Records provided =>

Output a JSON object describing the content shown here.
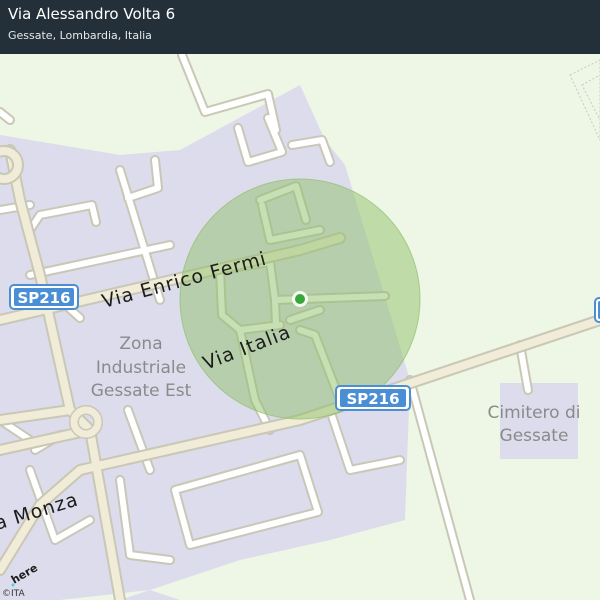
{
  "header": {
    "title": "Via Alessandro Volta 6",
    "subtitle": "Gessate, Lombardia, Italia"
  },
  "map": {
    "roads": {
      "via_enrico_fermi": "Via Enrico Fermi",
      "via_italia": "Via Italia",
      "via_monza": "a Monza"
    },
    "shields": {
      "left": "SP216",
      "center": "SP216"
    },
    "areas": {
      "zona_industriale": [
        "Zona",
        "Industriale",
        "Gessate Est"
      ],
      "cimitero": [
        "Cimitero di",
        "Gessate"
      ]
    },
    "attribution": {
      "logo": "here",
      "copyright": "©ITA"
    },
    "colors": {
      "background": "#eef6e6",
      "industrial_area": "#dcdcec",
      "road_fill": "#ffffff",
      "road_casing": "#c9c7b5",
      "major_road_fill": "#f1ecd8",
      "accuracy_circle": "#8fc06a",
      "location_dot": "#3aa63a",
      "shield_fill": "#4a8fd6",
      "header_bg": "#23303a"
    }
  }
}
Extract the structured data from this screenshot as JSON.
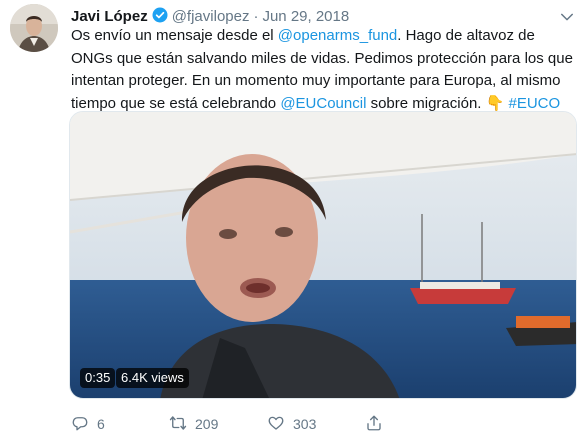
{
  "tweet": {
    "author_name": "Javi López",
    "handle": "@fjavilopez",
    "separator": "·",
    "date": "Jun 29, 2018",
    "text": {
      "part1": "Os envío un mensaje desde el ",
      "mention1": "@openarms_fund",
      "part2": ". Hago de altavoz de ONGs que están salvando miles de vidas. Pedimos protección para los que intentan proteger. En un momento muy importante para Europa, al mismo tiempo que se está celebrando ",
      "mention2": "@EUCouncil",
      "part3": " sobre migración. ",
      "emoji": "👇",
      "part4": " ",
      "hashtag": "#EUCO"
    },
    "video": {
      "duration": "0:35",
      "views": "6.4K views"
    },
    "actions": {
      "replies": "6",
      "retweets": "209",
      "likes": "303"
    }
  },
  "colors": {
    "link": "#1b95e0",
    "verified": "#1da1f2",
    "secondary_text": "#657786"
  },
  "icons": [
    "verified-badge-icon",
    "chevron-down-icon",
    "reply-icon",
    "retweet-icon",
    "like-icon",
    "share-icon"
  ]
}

The exercise =>
Make an exact copy of every entry above, minus the images.

Final result =>
Output a JSON object describing the content shown here.
{
  "header": {
    "title": "Via Alessandro Volta 6",
    "subtitle": "Gessate, Lombardia, Italia"
  },
  "map": {
    "roads": {
      "via_enrico_fermi": "Via Enrico Fermi",
      "via_italia": "Via Italia",
      "via_monza": "a Monza"
    },
    "shields": {
      "left": "SP216",
      "center": "SP216"
    },
    "areas": {
      "zona_industriale": [
        "Zona",
        "Industriale",
        "Gessate Est"
      ],
      "cimitero": [
        "Cimitero di",
        "Gessate"
      ]
    },
    "attribution": {
      "logo": "here",
      "copyright": "©ITA"
    },
    "colors": {
      "background": "#eef6e6",
      "industrial_area": "#dcdcec",
      "road_fill": "#ffffff",
      "road_casing": "#c9c7b5",
      "major_road_fill": "#f1ecd8",
      "accuracy_circle": "#8fc06a",
      "location_dot": "#3aa63a",
      "shield_fill": "#4a8fd6",
      "header_bg": "#23303a"
    }
  }
}
Extract the structured data from this screenshot as JSON.
{
  "tweet": {
    "author_name": "Javi López",
    "handle": "@fjavilopez",
    "separator": "·",
    "date": "Jun 29, 2018",
    "text": {
      "part1": "Os envío un mensaje desde el ",
      "mention1": "@openarms_fund",
      "part2": ". Hago de altavoz de ONGs que están salvando miles de vidas. Pedimos protección para los que intentan proteger. En un momento muy importante para Europa, al mismo tiempo que se está celebrando ",
      "mention2": "@EUCouncil",
      "part3": " sobre migración. ",
      "emoji": "👇",
      "part4": " ",
      "hashtag": "#EUCO"
    },
    "video": {
      "duration": "0:35",
      "views": "6.4K views"
    },
    "actions": {
      "replies": "6",
      "retweets": "209",
      "likes": "303"
    }
  },
  "colors": {
    "link": "#1b95e0",
    "verified": "#1da1f2",
    "secondary_text": "#657786"
  },
  "icons": [
    "verified-badge-icon",
    "chevron-down-icon",
    "reply-icon",
    "retweet-icon",
    "like-icon",
    "share-icon"
  ]
}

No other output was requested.